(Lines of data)
_ _ _ _
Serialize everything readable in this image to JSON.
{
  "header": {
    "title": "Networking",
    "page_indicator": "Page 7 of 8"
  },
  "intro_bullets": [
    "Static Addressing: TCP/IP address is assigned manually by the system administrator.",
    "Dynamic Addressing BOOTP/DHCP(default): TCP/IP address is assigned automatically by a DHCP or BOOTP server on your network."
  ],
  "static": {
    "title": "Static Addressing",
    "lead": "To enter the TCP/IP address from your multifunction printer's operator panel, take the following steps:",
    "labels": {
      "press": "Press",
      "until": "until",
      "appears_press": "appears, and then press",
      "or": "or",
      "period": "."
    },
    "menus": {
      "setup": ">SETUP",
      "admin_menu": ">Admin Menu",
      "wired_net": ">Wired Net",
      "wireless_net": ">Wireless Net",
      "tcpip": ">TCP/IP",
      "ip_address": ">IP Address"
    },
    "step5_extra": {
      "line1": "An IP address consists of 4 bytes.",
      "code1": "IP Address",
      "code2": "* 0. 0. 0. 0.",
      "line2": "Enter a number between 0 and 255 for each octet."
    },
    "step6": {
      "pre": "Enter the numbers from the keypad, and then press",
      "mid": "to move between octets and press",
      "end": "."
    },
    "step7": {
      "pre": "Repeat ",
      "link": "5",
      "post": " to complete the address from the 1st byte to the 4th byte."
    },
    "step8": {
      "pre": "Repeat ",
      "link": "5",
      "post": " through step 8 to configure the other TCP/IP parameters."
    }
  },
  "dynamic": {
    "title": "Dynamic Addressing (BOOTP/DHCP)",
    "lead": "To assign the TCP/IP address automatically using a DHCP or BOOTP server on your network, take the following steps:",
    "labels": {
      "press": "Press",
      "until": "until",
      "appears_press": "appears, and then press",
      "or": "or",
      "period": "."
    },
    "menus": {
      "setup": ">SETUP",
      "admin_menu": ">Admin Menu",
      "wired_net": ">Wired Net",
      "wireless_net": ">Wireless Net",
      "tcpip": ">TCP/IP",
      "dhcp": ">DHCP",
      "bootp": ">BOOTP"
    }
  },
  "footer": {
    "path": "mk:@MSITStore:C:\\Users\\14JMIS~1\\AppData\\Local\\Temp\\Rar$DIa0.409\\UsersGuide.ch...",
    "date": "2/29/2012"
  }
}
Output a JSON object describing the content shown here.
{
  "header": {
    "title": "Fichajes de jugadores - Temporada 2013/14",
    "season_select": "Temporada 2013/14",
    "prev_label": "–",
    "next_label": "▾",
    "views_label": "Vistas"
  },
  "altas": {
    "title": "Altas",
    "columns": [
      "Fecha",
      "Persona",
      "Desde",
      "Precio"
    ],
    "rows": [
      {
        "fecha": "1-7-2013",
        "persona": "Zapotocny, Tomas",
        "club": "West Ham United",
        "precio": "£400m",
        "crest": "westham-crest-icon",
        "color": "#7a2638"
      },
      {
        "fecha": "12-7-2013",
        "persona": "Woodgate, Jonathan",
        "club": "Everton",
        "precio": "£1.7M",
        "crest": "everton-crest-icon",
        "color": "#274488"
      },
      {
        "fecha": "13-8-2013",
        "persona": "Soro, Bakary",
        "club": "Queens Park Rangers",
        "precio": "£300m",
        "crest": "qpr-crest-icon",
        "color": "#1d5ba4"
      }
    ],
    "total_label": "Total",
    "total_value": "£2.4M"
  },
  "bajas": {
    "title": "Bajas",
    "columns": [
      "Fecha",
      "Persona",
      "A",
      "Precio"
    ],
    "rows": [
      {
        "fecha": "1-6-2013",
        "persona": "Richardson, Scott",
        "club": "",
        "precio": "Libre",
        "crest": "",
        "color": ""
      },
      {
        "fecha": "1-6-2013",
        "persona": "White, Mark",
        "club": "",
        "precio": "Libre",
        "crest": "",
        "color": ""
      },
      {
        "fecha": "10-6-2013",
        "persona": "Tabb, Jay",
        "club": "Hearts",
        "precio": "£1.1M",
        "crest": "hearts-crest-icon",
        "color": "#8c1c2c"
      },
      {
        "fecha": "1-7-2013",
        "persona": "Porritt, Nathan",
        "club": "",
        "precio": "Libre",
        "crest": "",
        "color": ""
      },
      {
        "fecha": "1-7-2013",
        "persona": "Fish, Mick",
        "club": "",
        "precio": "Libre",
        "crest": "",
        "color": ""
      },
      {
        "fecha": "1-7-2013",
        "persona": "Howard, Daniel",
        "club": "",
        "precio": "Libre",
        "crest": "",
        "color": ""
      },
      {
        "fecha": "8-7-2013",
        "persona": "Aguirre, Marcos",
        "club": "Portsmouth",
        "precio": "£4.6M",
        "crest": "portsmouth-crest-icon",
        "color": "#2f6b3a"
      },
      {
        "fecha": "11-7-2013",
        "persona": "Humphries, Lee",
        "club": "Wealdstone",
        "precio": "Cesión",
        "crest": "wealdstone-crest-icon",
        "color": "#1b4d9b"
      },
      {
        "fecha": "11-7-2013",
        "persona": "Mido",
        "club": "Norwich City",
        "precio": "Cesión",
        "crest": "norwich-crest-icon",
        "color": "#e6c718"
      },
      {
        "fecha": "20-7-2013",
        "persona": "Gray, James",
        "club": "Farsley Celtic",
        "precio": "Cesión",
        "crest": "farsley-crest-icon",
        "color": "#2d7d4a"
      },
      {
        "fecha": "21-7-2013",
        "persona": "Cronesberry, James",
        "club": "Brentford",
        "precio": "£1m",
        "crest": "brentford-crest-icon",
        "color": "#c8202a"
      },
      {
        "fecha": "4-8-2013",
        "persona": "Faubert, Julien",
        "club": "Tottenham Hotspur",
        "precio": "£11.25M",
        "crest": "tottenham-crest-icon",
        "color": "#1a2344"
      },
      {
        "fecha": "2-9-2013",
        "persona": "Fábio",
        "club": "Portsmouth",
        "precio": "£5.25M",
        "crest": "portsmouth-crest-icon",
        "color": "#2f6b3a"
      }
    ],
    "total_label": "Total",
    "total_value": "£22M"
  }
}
_ _ _ _
TASK DETAILS
Search the entries for the word "title", then list each line that holds it.

RESULT
    "title": "Networking",
    "title": "Static Addressing",
    "title": "Dynamic Addressing (BOOTP/DHCP)",
    "title": "Fichajes de jugadores - Temporada 2013/14",
    "title": "Altas",
    "title": "Bajas",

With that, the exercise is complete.